**STORED ROWS**.

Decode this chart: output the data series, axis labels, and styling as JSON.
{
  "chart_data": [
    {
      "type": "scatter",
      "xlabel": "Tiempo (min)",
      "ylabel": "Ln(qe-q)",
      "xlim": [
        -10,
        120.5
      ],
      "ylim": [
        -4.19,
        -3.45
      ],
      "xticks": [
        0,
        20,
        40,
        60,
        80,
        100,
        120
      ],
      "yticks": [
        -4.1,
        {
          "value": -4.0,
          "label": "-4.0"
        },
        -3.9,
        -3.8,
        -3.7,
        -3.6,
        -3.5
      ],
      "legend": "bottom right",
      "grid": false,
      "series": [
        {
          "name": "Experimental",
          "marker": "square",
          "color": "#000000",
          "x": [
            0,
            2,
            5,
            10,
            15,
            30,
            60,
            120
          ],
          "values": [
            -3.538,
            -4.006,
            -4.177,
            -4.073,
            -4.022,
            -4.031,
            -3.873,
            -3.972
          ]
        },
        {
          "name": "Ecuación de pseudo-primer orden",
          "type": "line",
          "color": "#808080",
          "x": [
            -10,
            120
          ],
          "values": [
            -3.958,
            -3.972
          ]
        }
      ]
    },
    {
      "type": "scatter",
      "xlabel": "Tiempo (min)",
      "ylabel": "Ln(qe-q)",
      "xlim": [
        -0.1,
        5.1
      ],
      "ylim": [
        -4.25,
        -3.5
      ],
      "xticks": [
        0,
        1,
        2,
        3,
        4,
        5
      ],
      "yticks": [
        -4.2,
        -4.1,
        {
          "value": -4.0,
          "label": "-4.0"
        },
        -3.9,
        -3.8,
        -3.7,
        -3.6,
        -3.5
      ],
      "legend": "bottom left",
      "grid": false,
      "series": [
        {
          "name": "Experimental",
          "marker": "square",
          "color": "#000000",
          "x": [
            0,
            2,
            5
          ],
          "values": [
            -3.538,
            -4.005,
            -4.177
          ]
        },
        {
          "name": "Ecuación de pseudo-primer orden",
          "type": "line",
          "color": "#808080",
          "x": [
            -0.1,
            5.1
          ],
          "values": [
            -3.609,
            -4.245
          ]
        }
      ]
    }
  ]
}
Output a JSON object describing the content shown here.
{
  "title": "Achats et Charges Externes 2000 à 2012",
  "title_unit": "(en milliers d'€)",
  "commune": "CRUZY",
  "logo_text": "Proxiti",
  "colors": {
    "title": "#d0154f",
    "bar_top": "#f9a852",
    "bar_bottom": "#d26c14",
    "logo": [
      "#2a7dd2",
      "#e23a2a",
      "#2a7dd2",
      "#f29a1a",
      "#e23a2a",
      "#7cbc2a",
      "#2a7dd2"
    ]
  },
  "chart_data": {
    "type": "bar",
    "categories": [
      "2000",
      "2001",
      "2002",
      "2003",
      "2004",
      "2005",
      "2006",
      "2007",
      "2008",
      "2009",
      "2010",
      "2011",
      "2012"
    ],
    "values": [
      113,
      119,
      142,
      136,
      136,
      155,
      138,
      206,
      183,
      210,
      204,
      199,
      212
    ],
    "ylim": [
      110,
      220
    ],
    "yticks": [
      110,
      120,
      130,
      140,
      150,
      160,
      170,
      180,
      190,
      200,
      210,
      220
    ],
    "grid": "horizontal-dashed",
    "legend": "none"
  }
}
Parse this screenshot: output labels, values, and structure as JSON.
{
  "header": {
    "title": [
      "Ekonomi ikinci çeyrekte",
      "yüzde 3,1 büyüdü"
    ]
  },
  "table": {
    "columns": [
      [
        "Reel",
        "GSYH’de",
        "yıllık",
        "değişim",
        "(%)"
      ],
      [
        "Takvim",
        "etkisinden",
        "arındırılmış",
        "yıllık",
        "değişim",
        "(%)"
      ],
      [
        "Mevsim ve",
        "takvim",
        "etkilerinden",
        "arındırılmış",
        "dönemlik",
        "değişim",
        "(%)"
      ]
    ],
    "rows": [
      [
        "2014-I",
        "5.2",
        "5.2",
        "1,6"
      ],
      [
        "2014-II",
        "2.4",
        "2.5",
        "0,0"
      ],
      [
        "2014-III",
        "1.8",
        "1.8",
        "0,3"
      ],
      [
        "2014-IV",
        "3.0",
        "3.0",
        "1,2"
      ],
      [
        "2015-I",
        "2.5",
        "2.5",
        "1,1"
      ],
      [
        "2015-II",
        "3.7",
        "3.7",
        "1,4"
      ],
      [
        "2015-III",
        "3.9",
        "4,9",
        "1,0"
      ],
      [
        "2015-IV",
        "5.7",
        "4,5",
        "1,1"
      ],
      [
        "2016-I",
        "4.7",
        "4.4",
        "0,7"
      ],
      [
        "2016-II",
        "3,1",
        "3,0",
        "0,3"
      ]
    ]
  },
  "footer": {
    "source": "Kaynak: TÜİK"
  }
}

**WORK TO COMPLETE**. Gather each line in the entries above where the string "this" is found.

**EXERCISE RESULT**.
Decode this chart: output the data series, axis labels, and styling as JSON.
Parse this screenshot: output labels, values, and structure as JSON.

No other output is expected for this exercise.